> _What you need to do_: Every record must be transcribed in its entirety, apart from the images, which are to be omitted.

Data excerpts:
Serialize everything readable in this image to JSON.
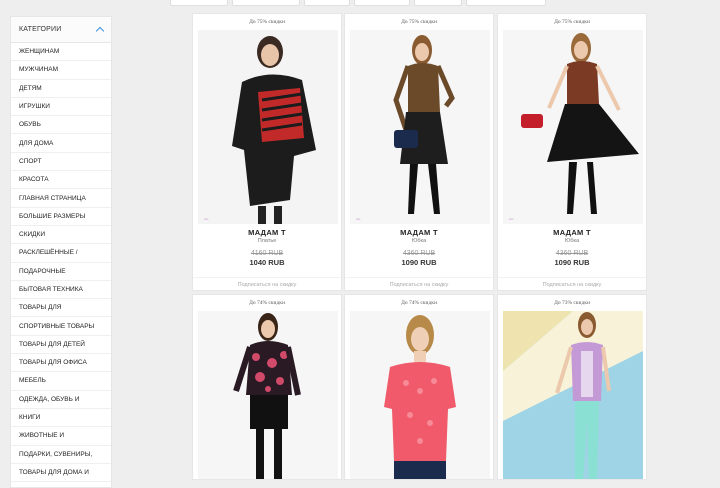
{
  "sidebar": {
    "title": "КАТЕГОРИИ",
    "items": [
      {
        "label": "ЖЕНЩИНАМ"
      },
      {
        "label": "МУЖЧИНАМ"
      },
      {
        "label": "ДЕТЯМ"
      },
      {
        "label": "ИГРУШКИ"
      },
      {
        "label": "ОБУВЬ"
      },
      {
        "label": "ДЛЯ ДОМА"
      },
      {
        "label": "СПОРТ"
      },
      {
        "label": "КРАСОТА"
      },
      {
        "label": "ГЛАВНАЯ СТРАНИЦА"
      },
      {
        "label": "БОЛЬШИЕ РАЗМЕРЫ"
      },
      {
        "label": "СКИДКИ"
      },
      {
        "label": "РАСКЛЕШЁННЫЕ /"
      },
      {
        "label": "ПОДАРОЧНЫЕ"
      },
      {
        "label": "БЫТОВАЯ ТЕХНИКА"
      },
      {
        "label": "ТОВАРЫ ДЛЯ"
      },
      {
        "label": "СПОРТИВНЫЕ ТОВАРЫ"
      },
      {
        "label": "ТОВАРЫ ДЛЯ ДЕТЕЙ"
      },
      {
        "label": "ТОВАРЫ ДЛЯ ОФИСА"
      },
      {
        "label": "МЕБЕЛЬ"
      },
      {
        "label": "ОДЕЖДА, ОБУВЬ И"
      },
      {
        "label": "КНИГИ"
      },
      {
        "label": "ЖИВОТНЫЕ И"
      },
      {
        "label": "ПОДАРКИ, СУВЕНИРЫ,"
      },
      {
        "label": "ТОВАРЫ ДЛЯ ДОМА И"
      }
    ]
  },
  "products": [
    {
      "discount": "До 75% скидки",
      "brand": "МАДАМ Т",
      "type": "Платье",
      "old_price": "4160 RUB",
      "price": "1040 RUB",
      "subscribe": "Подписаться на скидку"
    },
    {
      "discount": "До 75% скидки",
      "brand": "МАДАМ Т",
      "type": "Юбка",
      "old_price": "4360 RUB",
      "price": "1090 RUB",
      "subscribe": "Подписаться на скидку"
    },
    {
      "discount": "До 75% скидки",
      "brand": "МАДАМ Т",
      "type": "Юбка",
      "old_price": "4360 RUB",
      "price": "1090 RUB",
      "subscribe": "Подписаться на скидку"
    },
    {
      "discount": "До 74% скидки"
    },
    {
      "discount": "До 74% скидки"
    },
    {
      "discount": "До 73% скидки"
    }
  ],
  "colors": {
    "accent": "#3a8fd8",
    "background": "#eeeeee"
  }
}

> _Written reply_:
Serialize everything readable in this image to JSON.
{
  "sidebar": {
    "title": "КАТЕГОРИИ",
    "items": [
      {
        "label": "ЖЕНЩИНАМ"
      },
      {
        "label": "МУЖЧИНАМ"
      },
      {
        "label": "ДЕТЯМ"
      },
      {
        "label": "ИГРУШКИ"
      },
      {
        "label": "ОБУВЬ"
      },
      {
        "label": "ДЛЯ ДОМА"
      },
      {
        "label": "СПОРТ"
      },
      {
        "label": "КРАСОТА"
      },
      {
        "label": "ГЛАВНАЯ СТРАНИЦА"
      },
      {
        "label": "БОЛЬШИЕ РАЗМЕРЫ"
      },
      {
        "label": "СКИДКИ"
      },
      {
        "label": "РАСКЛЕШЁННЫЕ /"
      },
      {
        "label": "ПОДАРОЧНЫЕ"
      },
      {
        "label": "БЫТОВАЯ ТЕХНИКА"
      },
      {
        "label": "ТОВАРЫ ДЛЯ"
      },
      {
        "label": "СПОРТИВНЫЕ ТОВАРЫ"
      },
      {
        "label": "ТОВАРЫ ДЛЯ ДЕТЕЙ"
      },
      {
        "label": "ТОВАРЫ ДЛЯ ОФИСА"
      },
      {
        "label": "МЕБЕЛЬ"
      },
      {
        "label": "ОДЕЖДА, ОБУВЬ И"
      },
      {
        "label": "КНИГИ"
      },
      {
        "label": "ЖИВОТНЫЕ И"
      },
      {
        "label": "ПОДАРКИ, СУВЕНИРЫ,"
      },
      {
        "label": "ТОВАРЫ ДЛЯ ДОМА И"
      }
    ]
  },
  "products": [
    {
      "discount": "До 75% скидки",
      "brand": "МАДАМ Т",
      "type": "Платье",
      "old_price": "4160 RUB",
      "price": "1040 RUB",
      "subscribe": "Подписаться на скидку"
    },
    {
      "discount": "До 75% скидки",
      "brand": "МАДАМ Т",
      "type": "Юбка",
      "old_price": "4360 RUB",
      "price": "1090 RUB",
      "subscribe": "Подписаться на скидку"
    },
    {
      "discount": "До 75% скидки",
      "brand": "МАДАМ Т",
      "type": "Юбка",
      "old_price": "4360 RUB",
      "price": "1090 RUB",
      "subscribe": "Подписаться на скидку"
    },
    {
      "discount": "До 74% скидки"
    },
    {
      "discount": "До 74% скидки"
    },
    {
      "discount": "До 73% скидки"
    }
  ],
  "colors": {
    "accent": "#3a8fd8",
    "background": "#eeeeee"
  }
}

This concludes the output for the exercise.